■ **WRITTEN REQUEST**: Find every line in the records that holds the string "legend". Copy each one.

[Stored items from a collection]
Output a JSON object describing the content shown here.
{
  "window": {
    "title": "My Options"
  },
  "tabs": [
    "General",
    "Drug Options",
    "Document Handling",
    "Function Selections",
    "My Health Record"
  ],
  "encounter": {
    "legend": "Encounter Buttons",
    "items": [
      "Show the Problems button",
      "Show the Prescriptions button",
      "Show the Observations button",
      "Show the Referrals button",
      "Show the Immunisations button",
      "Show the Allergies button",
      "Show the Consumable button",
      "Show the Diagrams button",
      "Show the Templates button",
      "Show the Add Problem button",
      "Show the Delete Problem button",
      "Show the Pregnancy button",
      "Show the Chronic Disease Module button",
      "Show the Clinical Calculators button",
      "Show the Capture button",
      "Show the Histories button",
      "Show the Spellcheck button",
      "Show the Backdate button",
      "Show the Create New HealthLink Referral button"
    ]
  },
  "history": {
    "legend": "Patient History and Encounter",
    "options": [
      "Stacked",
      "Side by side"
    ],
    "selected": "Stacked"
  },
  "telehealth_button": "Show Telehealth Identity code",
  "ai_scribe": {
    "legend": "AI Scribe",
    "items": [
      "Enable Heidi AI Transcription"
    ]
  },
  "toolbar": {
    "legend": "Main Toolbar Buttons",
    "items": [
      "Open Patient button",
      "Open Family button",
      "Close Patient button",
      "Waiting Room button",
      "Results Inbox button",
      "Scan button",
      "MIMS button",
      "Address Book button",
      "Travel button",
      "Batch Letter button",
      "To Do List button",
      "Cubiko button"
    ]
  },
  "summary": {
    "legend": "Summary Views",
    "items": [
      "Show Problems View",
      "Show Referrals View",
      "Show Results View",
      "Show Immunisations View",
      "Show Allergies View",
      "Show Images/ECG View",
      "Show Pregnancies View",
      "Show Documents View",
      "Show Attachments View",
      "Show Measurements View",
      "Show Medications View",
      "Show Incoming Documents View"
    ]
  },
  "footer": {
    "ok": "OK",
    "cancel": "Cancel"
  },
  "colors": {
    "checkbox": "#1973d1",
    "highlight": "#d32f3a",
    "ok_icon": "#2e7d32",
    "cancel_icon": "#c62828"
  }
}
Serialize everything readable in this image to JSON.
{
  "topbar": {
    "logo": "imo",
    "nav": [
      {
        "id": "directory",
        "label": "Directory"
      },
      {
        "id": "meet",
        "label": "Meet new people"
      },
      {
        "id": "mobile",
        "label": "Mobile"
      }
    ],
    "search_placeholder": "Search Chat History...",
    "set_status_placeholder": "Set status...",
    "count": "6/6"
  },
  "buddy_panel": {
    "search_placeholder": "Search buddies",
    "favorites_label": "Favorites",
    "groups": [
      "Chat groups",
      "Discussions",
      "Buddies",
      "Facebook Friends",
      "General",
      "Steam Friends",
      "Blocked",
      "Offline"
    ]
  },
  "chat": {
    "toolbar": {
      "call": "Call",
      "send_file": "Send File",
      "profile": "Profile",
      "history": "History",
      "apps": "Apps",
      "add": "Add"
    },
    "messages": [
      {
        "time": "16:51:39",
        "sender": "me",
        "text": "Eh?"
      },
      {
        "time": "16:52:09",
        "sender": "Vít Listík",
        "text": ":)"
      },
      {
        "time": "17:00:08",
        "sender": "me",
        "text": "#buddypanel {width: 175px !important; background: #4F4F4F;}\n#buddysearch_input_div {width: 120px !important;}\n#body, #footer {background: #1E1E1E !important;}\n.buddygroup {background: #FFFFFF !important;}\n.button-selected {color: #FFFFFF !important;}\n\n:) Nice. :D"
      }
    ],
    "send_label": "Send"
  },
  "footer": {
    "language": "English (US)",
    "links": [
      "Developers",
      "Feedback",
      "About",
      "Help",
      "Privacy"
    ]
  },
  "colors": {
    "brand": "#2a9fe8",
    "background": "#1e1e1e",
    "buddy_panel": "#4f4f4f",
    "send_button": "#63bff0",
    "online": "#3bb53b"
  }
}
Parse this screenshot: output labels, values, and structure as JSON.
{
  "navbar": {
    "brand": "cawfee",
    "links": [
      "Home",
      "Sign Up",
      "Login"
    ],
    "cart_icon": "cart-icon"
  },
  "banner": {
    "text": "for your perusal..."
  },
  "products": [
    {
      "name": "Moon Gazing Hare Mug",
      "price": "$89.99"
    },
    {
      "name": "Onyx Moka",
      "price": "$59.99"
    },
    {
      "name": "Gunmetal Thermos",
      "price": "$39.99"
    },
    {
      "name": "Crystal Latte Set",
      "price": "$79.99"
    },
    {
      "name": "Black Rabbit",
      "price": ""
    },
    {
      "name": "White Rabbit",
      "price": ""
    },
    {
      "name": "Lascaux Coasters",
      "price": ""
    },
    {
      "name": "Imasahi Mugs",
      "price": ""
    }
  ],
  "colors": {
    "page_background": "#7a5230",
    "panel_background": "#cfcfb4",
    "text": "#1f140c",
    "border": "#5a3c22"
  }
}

■ **ANSWER TO THE EXERCISE**:
    "legend": "Encounter Buttons",
    "legend": "Patient History and Encounter",
    "legend": "AI Scribe",
    "legend": "Main Toolbar Buttons",
    "legend": "Summary Views",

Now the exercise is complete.